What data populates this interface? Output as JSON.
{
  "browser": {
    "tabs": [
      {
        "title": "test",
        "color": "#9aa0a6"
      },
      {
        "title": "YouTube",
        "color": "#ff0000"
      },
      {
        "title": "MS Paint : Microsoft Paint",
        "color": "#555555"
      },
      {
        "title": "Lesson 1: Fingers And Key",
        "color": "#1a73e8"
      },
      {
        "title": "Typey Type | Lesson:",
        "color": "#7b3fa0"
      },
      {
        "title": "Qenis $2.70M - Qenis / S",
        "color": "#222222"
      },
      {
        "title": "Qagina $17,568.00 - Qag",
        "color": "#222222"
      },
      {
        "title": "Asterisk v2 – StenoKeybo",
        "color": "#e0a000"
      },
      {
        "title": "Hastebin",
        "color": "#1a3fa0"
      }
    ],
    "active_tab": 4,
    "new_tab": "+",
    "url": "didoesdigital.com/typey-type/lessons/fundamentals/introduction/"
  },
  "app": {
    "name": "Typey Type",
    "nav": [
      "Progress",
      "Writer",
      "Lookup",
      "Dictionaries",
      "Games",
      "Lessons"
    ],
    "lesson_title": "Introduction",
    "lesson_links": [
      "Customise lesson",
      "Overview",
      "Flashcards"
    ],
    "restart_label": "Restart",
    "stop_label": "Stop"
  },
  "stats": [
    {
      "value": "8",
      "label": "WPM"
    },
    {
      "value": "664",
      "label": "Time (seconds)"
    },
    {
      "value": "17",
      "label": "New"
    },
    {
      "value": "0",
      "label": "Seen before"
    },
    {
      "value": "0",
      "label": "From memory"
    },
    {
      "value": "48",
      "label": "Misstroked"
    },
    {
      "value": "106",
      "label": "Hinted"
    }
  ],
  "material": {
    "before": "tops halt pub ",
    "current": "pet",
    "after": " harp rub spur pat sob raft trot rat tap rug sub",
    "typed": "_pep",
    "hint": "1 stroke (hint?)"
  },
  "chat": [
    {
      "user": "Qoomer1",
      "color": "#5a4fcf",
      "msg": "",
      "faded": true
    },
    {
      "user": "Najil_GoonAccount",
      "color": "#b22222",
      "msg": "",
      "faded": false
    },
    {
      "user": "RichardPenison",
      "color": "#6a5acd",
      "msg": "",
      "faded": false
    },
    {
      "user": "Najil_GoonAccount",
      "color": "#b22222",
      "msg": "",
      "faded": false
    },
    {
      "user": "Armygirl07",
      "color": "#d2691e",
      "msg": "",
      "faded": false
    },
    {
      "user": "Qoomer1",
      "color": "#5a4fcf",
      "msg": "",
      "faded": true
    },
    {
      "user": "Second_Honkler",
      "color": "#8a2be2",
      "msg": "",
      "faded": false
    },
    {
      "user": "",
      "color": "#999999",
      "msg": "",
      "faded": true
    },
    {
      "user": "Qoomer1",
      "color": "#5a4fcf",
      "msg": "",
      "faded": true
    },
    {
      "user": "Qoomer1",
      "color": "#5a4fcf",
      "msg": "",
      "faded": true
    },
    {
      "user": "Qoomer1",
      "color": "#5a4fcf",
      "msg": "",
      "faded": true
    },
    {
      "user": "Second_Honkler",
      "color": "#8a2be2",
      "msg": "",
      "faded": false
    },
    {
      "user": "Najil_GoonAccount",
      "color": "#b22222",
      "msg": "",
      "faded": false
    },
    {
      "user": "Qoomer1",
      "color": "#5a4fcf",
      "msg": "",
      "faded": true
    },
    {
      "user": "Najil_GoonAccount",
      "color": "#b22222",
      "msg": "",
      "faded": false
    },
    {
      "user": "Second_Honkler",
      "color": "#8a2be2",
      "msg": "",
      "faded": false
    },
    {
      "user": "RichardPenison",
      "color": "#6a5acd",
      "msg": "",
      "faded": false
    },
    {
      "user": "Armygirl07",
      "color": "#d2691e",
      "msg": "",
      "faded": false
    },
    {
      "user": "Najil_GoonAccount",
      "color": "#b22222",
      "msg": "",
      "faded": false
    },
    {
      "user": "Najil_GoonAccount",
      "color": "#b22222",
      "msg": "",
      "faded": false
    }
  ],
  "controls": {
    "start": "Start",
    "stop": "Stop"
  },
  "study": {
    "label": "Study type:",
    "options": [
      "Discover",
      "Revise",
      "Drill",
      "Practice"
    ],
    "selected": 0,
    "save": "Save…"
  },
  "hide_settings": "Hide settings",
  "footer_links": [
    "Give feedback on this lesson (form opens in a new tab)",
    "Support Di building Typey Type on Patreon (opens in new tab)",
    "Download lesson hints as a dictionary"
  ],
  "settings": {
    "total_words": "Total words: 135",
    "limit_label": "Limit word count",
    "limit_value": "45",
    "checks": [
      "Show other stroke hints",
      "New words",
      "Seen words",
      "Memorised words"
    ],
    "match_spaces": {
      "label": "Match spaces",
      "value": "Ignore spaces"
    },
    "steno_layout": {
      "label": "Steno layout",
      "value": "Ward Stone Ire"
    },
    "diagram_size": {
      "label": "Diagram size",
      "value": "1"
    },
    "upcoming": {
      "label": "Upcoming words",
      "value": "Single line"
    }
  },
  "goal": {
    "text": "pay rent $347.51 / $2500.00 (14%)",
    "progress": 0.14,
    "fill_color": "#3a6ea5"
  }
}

* * * * *

**Written exercise:** Using the listing above, pick out each line that contains the word "this", then copy it.

**Answer in full:**
What data populates this interface? Output as JSON.
    "Give feedback on this lesson (form opens in a new tab)",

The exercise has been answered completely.